_The task_:
Return every record below exactly as written, but leave out the pictures.

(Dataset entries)

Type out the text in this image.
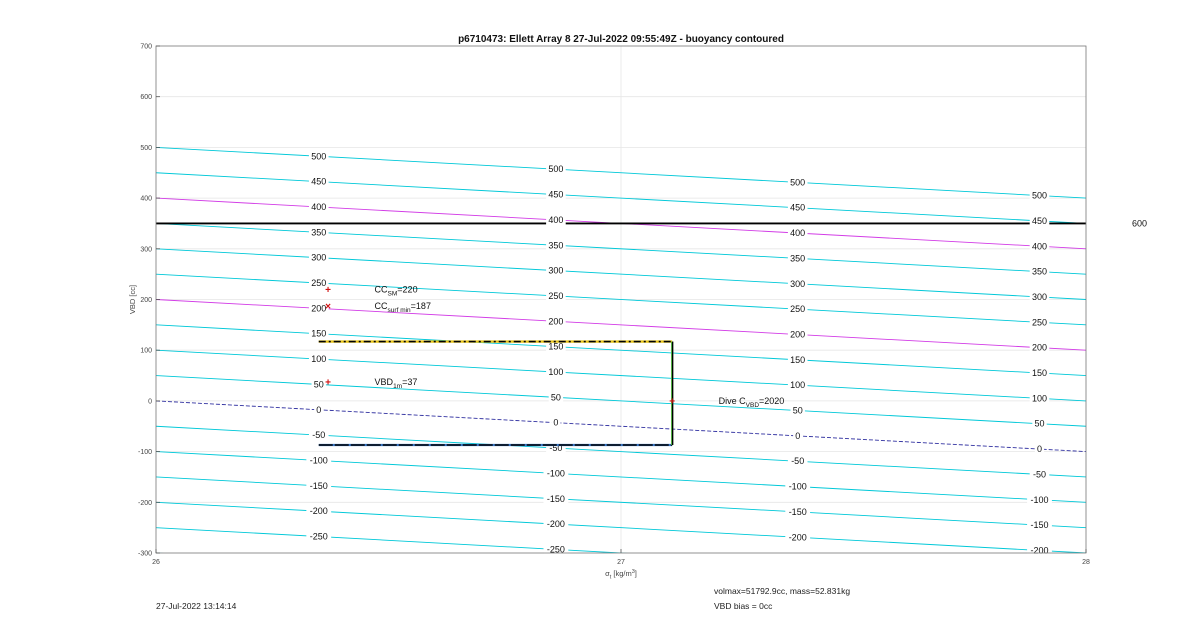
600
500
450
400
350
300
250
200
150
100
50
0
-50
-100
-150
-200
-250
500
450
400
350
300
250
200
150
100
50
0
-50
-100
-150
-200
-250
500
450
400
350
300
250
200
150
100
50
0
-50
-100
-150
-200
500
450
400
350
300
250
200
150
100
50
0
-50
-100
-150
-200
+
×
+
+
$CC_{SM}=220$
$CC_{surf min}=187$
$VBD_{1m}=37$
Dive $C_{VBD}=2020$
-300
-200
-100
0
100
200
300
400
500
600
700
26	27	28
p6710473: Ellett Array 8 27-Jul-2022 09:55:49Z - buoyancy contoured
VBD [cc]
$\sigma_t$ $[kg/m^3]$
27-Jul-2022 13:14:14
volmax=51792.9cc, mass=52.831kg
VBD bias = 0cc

_Reply_:
Type out the text in this image.
600
500
450
400
350
300
250
200
150
100
50
0
-50
-100
-150
-200
-250
500
450
400
350
300
250
200
150
100
50
0
-50
-100
-150
-200
-250
500
450
400
350
300
250
200
150
100
50
0
-50
-100
-150
-200
500
450
400
350
300
250
200
150
100
50
0
-50
-100
-150
-200
+
×
+
+
$CC_{SM}=220$
$CC_{surf min}=187$
$VBD_{1m}=37$
Dive $C_{VBD}=2020$
-300
-200
-100
0
100
200
300
400
500
600
700
26	27	28
p6710473: Ellett Array 8 27-Jul-2022 09:55:49Z - buoyancy contoured
VBD [cc]
$\sigma_t$ $[kg/m^3]$
27-Jul-2022 13:14:14
volmax=51792.9cc, mass=52.831kg
VBD bias = 0cc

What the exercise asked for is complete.